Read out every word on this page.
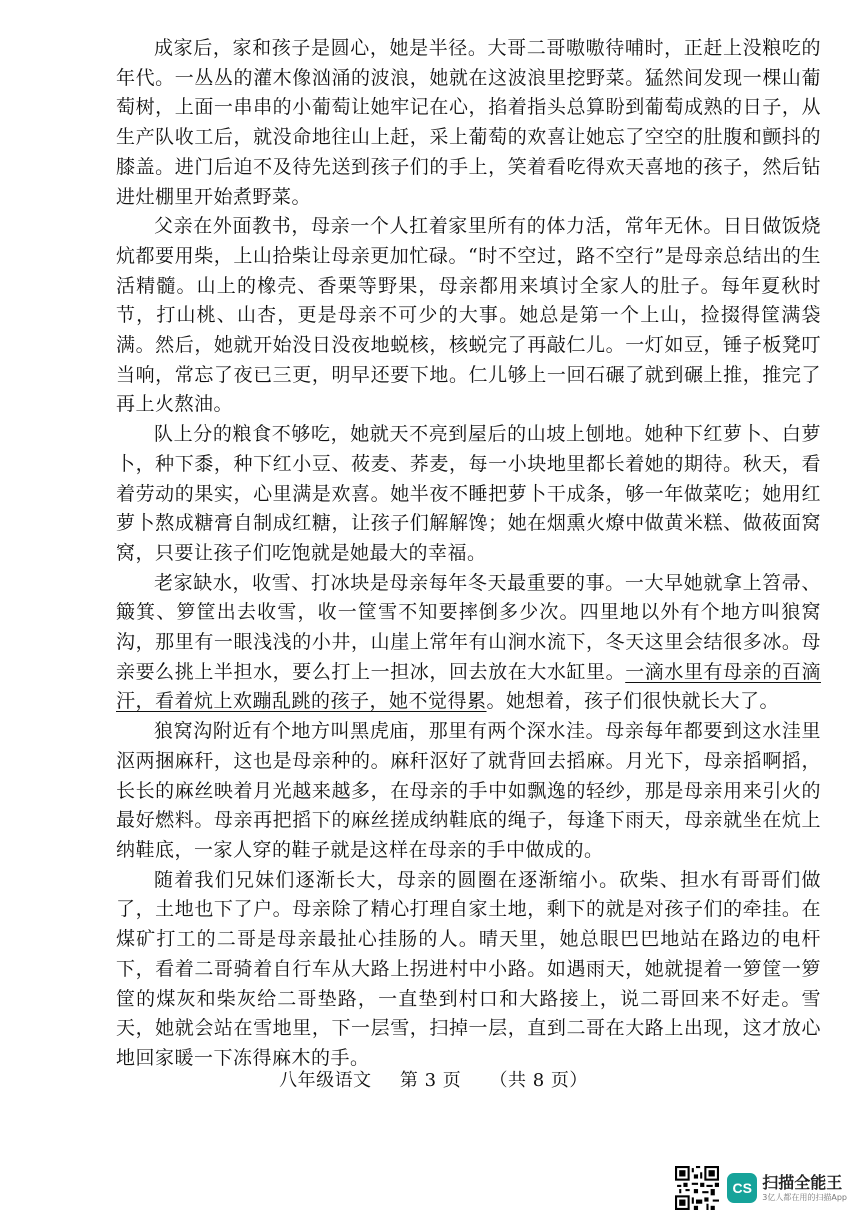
成家后，家和孩子是圆心，她是半径。大哥二哥嗷嗷待哺时，正赶上没粮吃的年代。一丛丛的灌木像汹涌的波浪，她就在这波浪里挖野菜。猛然间发现一棵山葡萄树，上面一串串的小葡萄让她牢记在心，掐着指头总算盼到葡萄成熟的日子，从生产队收工后，就没命地往山上赶，采上葡萄的欢喜让她忘了空空的肚腹和颤抖的膝盖。进门后迫不及待先送到孩子们的手上，笑着看吃得欢天喜地的孩子，然后钻进灶棚里开始煮野菜。

父亲在外面教书，母亲一个人扛着家里所有的体力活，常年无休。日日做饭烧炕都要用柴，上山拾柴让母亲更加忙碌。“时不空过，路不空行”是母亲总结出的生活精髓。山上的橡壳、香栗等野果，母亲都用来填讨全家人的肚子。每年夏秋时节，打山桃、山杏，更是母亲不可少的大事。她总是第一个上山，捡掇得筐满袋满。然后，她就开始没日没夜地蜕核，核蜕完了再敲仁儿。一灯如豆，锤子板凳叮当响，常忘了夜已三更，明早还要下地。仁儿够上一回石碾了就到碾上推，推完了再上火熬油。

队上分的粮食不够吃，她就天不亮到屋后的山坡上刨地。她种下红萝卜、白萝卜，种下黍，种下红小豆、莜麦、荞麦，每一小块地里都长着她的期待。秋天，看着劳动的果实，心里满是欢喜。她半夜不睡把萝卜干成条，够一年做菜吃；她用红萝卜熬成糖膏自制成红糖，让孩子们解解馋；她在烟熏火燎中做黄米糕、做莜面窝窝，只要让孩子们吃饱就是她最大的幸福。

老家缺水，收雪、打冰块是母亲每年冬天最重要的事。一大早她就拿上笤帚、簸箕、箩筐出去收雪，收一筐雪不知要摔倒多少次。四里地以外有个地方叫狼窝沟，那里有一眼浅浅的小井，山崖上常年有山涧水流下，冬天这里会结很多冰。母亲要么挑上半担水，要么打上一担冰，回去放在大水缸里。一滴水里有母亲的百滴汗，看着炕上欢蹦乱跳的孩子，她不觉得累。她想着，孩子们很快就长大了。

狼窝沟附近有个地方叫黑虎庙，那里有两个深水洼。母亲每年都要到这水洼里沤两捆麻秆，这也是母亲种的。麻秆沤好了就背回去搯麻。月光下，母亲搯啊搯，长长的麻丝映着月光越来越多，在母亲的手中如飘逸的轻纱，那是母亲用来引火的最好燃料。母亲再把搯下的麻丝搓成纳鞋底的绳子，每逢下雨天，母亲就坐在炕上纳鞋底，一家人穿的鞋子就是这样在母亲的手中做成的。

随着我们兄妹们逐渐长大，母亲的圆圈在逐渐缩小。砍柴、担水有哥哥们做了，土地也下了户。母亲除了精心打理自家土地，剩下的就是对孩子们的牵挂。在煤矿打工的二哥是母亲最扯心挂肠的人。晴天里，她总眼巴巴地站在路边的电杆下，看着二哥骑着自行车从大路上拐进村中小路。如遇雨天，她就提着一箩筐一箩筐的煤灰和柴灰给二哥垫路，一直垫到村口和大路接上，说二哥回来不好走。雪天，她就会站在雪地里，下一层雪，扫掉一层，直到二哥在大路上出现，这才放心地回家暖一下冻得麻木的手。

八年级语文 第 3 页 （共 8 页）
CS 扫描全能王
3亿人都在用的扫描App
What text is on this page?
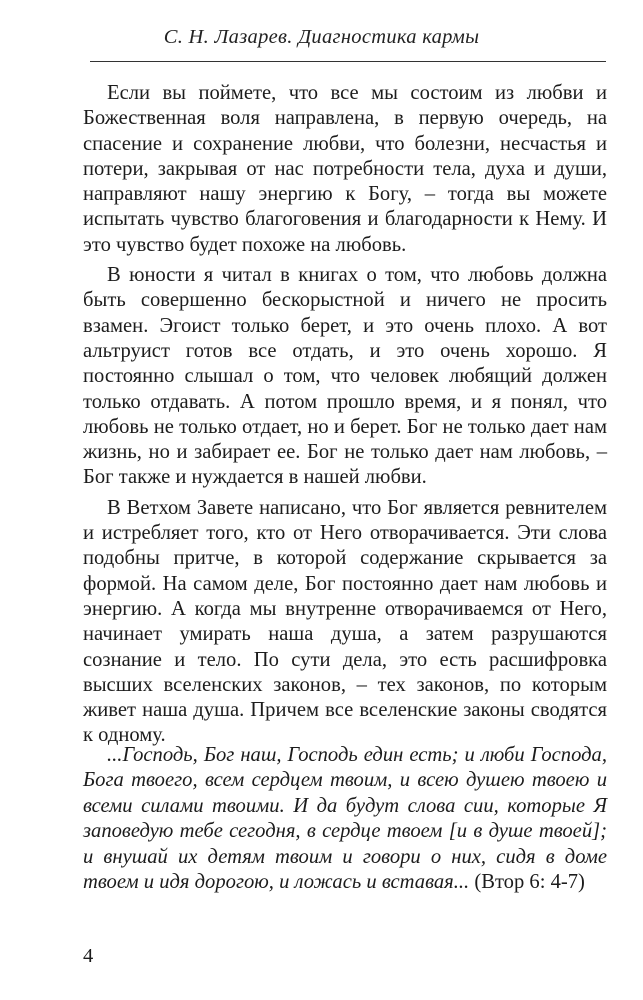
С. Н. Лазарев. Диагностика кармы

Если вы поймете, что все мы состоим из любви и Божественная воля направлена, в первую очередь, на спасение и сохранение любви, что болезни, несчастья и потери, закрывая от нас потребности тела, духа и души, направляют нашу энергию к Богу, – тогда вы можете испытать чувство благоговения и благодарности к Нему. И это чувство будет похоже на любовь.

В юности я читал в книгах о том, что любовь должна быть совершенно бескорыстной и ничего не просить взамен. Эгоист только берет, и это очень плохо. А вот альтруист готов все отдать, и это очень хорошо. Я постоянно слышал о том, что человек любящий должен только отдавать. А потом прошло время, и я понял, что любовь не только отдает, но и берет. Бог не только дает нам жизнь, но и забирает ее. Бог не только дает нам любовь, – Бог также и нуждается в нашей любви.

В Ветхом Завете написано, что Бог является ревнителем и истребляет того, кто от Него отворачивается. Эти слова подобны притче, в которой содержание скрывается за формой. На самом деле, Бог постоянно дает нам любовь и энергию. А когда мы внутренне отворачиваемся от Него, начинает умирать наша душа, а затем разрушаются сознание и тело. По сути дела, это есть расшифровка высших вселенских законов, – тех законов, по которым живет наша душа. Причем все вселенские законы сводятся к одному.

...Господь, Бог наш, Господь един есть; и люби Господа, Бога твоего, всем сердцем твоим, и всею душею твоею и всеми силами твоими. И да будут слова сии, которые Я заповедую тебе сегодня, в сердце твоем [и в душе твоей]; и внушай их детям твоим и говори о них, сидя в доме твоем и идя дорогою, и ложась и вставая... (Втор 6: 4-7)

4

**DIRECTIVE:** From the listing above, collect each line in which the string "энергию" appears.

**TASK ANSWER:**
Если вы поймете, что все мы состоим из любви и Божественная воля направлена, в первую очередь, на спасение и сохранение любви, что болезни, несчастья и потери, закрывая от нас потребности тела, духа и души, направляют нашу энергию к Богу, – тогда вы можете испытать чувство благоговения и благодарности к Нему. И это чувство будет похоже на любовь.
В Ветхом Завете написано, что Бог является ревнителем и истребляет того, кто от Него отворачивается. Эти слова подобны притче, в которой содержание скрывается за формой. На самом деле, Бог постоянно дает нам любовь и энергию. А когда мы внутренне отворачиваемся от Него, начинает умирать наша душа, а затем разрушаются сознание и тело. По сути дела, это есть расшифровка высших вселенских законов, – тех законов, по которым живет наша душа. Причем все вселенские законы сводятся к одному.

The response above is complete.